- **Stored records**:
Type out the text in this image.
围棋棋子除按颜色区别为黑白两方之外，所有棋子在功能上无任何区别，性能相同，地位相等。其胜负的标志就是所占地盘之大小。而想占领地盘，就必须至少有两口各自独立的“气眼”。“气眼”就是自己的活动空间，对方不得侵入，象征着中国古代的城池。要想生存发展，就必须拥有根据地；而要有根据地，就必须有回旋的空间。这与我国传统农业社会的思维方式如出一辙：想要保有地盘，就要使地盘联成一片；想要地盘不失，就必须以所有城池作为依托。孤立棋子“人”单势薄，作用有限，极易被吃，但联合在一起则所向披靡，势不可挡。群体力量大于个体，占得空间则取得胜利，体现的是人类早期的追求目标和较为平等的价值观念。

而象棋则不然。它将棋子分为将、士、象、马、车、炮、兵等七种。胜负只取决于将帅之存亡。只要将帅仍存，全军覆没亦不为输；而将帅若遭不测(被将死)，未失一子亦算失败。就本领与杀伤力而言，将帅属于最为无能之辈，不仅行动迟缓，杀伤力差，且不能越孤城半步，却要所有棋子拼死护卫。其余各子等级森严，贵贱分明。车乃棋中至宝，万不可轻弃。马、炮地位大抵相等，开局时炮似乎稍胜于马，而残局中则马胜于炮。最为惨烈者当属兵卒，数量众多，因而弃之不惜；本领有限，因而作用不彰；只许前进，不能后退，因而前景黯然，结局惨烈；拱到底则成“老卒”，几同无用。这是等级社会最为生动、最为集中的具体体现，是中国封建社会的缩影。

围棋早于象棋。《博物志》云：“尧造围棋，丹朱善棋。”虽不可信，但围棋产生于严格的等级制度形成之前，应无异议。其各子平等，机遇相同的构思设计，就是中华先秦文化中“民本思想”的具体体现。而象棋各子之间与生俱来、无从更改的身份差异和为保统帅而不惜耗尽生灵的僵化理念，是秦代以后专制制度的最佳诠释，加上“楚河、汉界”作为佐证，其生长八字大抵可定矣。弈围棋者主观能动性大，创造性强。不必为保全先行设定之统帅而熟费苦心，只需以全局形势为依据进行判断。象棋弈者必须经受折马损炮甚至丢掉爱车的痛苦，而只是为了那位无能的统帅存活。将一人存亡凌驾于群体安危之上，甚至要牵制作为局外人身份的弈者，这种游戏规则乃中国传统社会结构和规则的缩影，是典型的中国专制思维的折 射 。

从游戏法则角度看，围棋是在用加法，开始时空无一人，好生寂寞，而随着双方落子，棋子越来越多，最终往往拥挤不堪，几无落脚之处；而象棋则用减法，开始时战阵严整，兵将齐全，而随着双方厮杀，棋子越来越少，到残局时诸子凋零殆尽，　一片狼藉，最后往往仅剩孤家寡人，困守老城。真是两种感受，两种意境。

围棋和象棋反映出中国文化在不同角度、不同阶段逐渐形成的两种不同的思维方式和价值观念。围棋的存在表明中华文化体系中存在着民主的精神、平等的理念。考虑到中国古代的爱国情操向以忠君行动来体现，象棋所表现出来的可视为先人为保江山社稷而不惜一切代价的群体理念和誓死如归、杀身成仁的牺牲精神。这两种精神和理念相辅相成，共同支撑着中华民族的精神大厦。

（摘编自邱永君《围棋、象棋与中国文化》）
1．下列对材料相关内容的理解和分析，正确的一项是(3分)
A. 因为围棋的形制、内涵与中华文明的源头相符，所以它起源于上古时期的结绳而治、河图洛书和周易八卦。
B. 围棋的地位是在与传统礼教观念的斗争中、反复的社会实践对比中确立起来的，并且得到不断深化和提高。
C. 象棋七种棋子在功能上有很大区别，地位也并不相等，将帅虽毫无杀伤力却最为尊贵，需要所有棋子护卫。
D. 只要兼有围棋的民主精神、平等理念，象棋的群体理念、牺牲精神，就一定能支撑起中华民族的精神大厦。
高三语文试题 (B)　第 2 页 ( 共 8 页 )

* * *

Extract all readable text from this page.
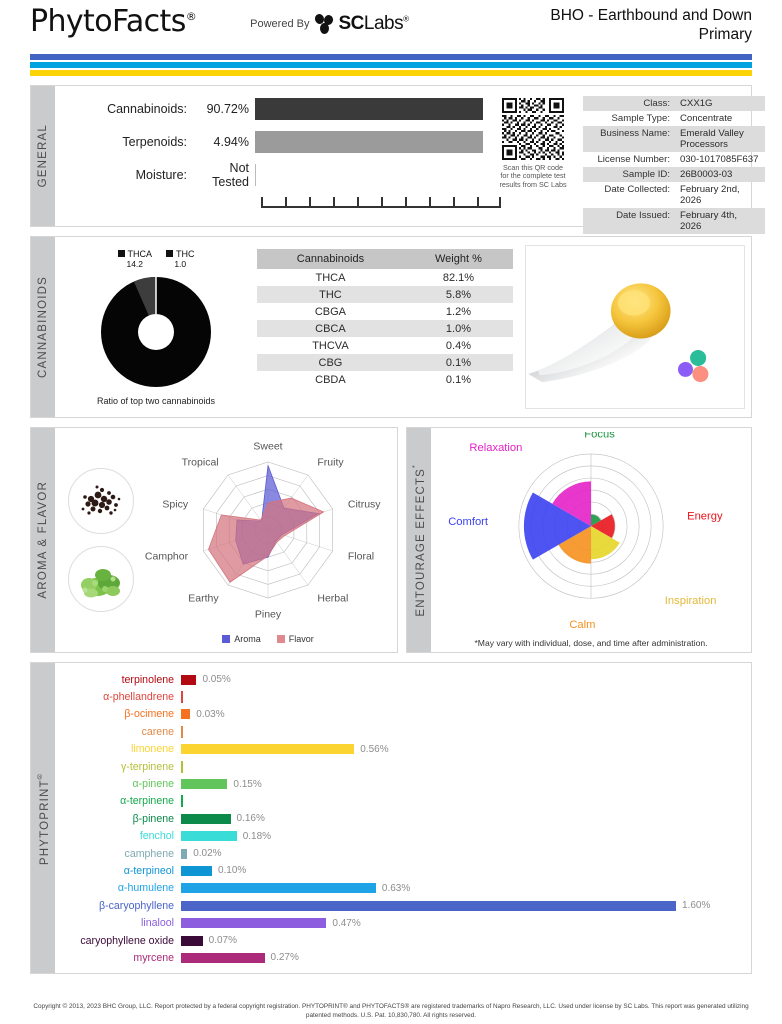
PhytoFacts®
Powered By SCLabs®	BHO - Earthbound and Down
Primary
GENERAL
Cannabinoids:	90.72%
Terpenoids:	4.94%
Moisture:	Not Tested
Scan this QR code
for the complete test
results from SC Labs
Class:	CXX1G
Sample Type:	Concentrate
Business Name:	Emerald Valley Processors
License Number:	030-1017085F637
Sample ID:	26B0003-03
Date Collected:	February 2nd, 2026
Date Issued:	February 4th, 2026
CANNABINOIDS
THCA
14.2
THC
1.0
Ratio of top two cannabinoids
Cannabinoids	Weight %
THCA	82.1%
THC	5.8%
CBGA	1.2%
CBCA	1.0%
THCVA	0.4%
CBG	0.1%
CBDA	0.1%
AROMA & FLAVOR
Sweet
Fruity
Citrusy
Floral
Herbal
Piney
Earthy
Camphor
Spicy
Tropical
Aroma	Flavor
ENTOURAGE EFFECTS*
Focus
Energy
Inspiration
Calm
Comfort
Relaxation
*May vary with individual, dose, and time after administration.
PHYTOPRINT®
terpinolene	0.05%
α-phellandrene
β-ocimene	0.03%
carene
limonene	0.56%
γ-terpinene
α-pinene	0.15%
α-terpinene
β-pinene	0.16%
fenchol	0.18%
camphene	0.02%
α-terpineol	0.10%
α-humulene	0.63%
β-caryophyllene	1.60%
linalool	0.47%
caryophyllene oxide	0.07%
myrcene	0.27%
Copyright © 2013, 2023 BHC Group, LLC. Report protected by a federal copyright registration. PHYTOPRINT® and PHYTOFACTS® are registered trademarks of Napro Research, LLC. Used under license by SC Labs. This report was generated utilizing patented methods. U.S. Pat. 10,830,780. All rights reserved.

--

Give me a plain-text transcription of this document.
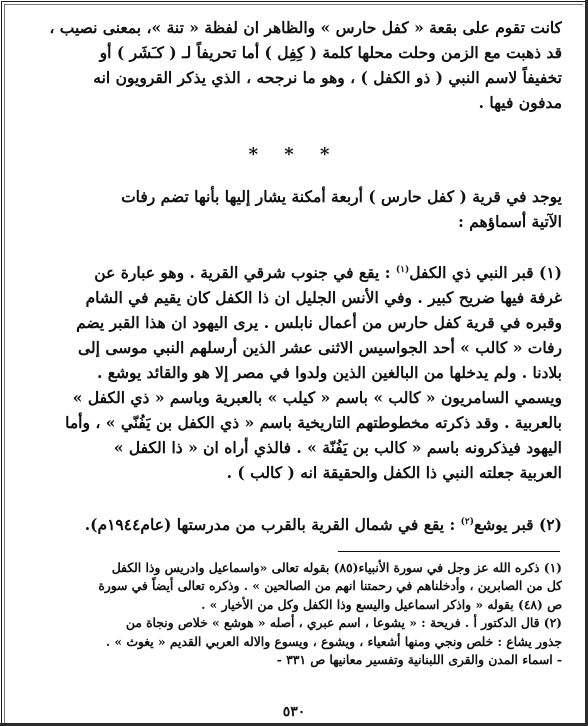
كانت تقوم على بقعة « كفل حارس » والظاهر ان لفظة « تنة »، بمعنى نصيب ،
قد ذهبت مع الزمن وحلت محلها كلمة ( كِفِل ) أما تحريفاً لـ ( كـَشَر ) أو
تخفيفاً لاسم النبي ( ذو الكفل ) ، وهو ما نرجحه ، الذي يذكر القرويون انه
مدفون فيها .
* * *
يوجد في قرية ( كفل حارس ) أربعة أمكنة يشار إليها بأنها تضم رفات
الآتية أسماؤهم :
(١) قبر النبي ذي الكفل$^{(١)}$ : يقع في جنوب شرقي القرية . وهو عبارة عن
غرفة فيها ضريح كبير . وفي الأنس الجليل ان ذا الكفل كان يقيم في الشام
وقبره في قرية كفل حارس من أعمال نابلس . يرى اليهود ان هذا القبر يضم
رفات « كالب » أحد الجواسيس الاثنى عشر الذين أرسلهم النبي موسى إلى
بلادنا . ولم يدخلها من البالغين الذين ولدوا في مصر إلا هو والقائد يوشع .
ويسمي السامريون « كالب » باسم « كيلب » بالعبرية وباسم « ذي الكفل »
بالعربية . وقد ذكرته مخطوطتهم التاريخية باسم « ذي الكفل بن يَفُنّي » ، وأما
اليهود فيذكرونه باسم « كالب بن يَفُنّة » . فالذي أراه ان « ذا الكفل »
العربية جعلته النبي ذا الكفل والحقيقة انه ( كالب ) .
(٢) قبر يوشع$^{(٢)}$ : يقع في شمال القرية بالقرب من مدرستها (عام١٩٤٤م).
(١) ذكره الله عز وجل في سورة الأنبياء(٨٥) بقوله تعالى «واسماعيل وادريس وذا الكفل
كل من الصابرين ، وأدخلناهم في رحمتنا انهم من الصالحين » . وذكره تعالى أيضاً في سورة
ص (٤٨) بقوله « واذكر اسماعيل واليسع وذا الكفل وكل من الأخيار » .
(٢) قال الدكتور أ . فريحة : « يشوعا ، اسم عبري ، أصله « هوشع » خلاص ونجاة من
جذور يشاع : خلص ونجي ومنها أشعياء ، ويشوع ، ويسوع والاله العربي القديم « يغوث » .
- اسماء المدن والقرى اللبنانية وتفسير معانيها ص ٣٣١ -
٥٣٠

- **Short exercise**: Exactly how many lines contain "الكفل"? State the number and nothing else.

- **Final result**: 9